» OBIETTIVO
Trasforma in un elenco JSON di stringhe, una per riga e senza righe vuote, le righe a partire da quella che contiene "save-button[interactable]: Save —" e fino a quella che contiene "travel-collage-art: Travesías —", entrambe incluse.

Registrazioni dei contorni degli elementi
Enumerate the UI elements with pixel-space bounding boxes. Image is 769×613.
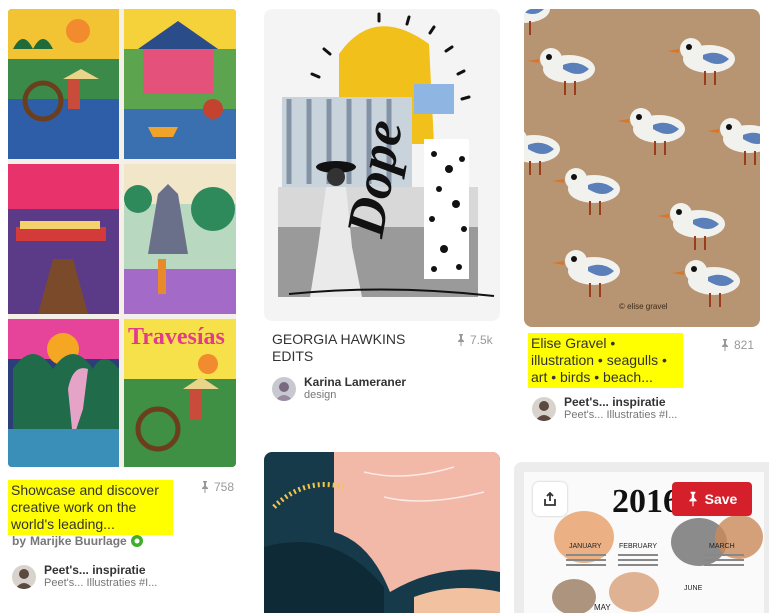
save-button[interactable]: Save — [672, 482, 752, 516]
board-title: Peet's... inspiratie — [44, 563, 146, 577]
avatar — [532, 397, 556, 421]
share-icon — [544, 492, 556, 506]
avatar-image — [272, 377, 296, 401]
artist-signature: © elise gravel — [619, 302, 668, 311]
pin-image-seagulls[interactable]: © elise gravel — [524, 9, 760, 327]
travel-collage-art: Travesías — [8, 9, 236, 467]
pin-image-abstract-paper[interactable] — [264, 452, 500, 613]
save-button-label: Save — [704, 491, 738, 507]
board-subtitle: Peet's... Illustraties #I... — [44, 577, 158, 589]
avatar — [12, 565, 36, 589]
calendar-month: MARCH — [709, 543, 735, 550]
avatar-image — [12, 565, 36, 589]
pin-board-travel[interactable]: Peet's... inspiratie Peet's... Illustrat… — [12, 564, 157, 590]
pushpin-icon — [689, 491, 697, 507]
board-title: Peet's... inspiratie — [564, 395, 666, 409]
calendar-month: MAY — [594, 603, 611, 612]
dope-collage-art: Dope — [264, 9, 500, 321]
calendar-month: JUNE — [684, 585, 703, 592]
pin-caption-travel[interactable]: Showcase and discover creative work on t… — [8, 480, 173, 535]
board-subtitle: design — [304, 389, 337, 401]
pin-save-count-travel: 758 — [200, 480, 234, 494]
pushpin-icon — [458, 334, 464, 346]
pin-save-count-seagulls: 821 — [720, 338, 754, 352]
pushpin-icon — [722, 339, 728, 351]
pinner-name: Karina Lameraner — [304, 375, 407, 389]
pushpin-icon — [202, 481, 208, 493]
pin-save-count-dope: 7.5k — [456, 333, 493, 347]
pin-caption-seagulls[interactable]: Elise Gravel • illustration • seagulls •… — [528, 333, 683, 388]
pin-image-dope-collage[interactable]: Dope — [264, 9, 500, 321]
pin-caption-dope[interactable]: GEORGIA HAWKINS EDITS — [272, 331, 422, 365]
pin-board-seagulls[interactable]: Peet's... inspiratie Peet's... Illustrat… — [532, 396, 677, 422]
avatar — [272, 377, 296, 401]
board-subtitle: Peet's... Illustraties #I... — [564, 409, 678, 421]
attribution-name: Marijke Buurlage — [30, 534, 127, 548]
calendar-month: JANUARY — [569, 543, 602, 550]
verified-icon — [130, 535, 143, 547]
share-button[interactable] — [533, 482, 567, 516]
abstract-paper-art — [264, 452, 500, 613]
avatar-image — [532, 397, 556, 421]
pin-pinner-dope[interactable]: Karina Lameraner design — [272, 376, 406, 402]
seagulls-art: © elise gravel — [524, 9, 760, 327]
calendar-year: 2016 — [612, 483, 680, 520]
pin-image-travel-collage[interactable]: Travesías — [8, 9, 236, 467]
attribution-prefix: by — [12, 534, 27, 548]
pin-attribution-travel[interactable]: by Marijke Buurlage — [12, 534, 143, 548]
calendar-month: FEBRUARY — [619, 543, 657, 550]
cover-title: Travesías — [128, 324, 225, 350]
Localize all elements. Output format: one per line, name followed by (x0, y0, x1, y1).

» RISULTATO DELL'ESERCIZIO
[
  "save-button[interactable]: Save — [672, 482, 752, 516]",
  "board-title: Peet's... inspiratie — [44, 563, 146, 577]",
  "avatar — [532, 397, 556, 421]",
  "share-icon — [544, 492, 556, 506]",
  "avatar-image — [272, 377, 296, 401]",
  "artist-signature: © elise gravel — [619, 302, 668, 311]",
  "pin-image-seagulls[interactable]: © elise gravel — [524, 9, 760, 327]",
  "travel-collage-art: Travesías — [8, 9, 236, 467]"
]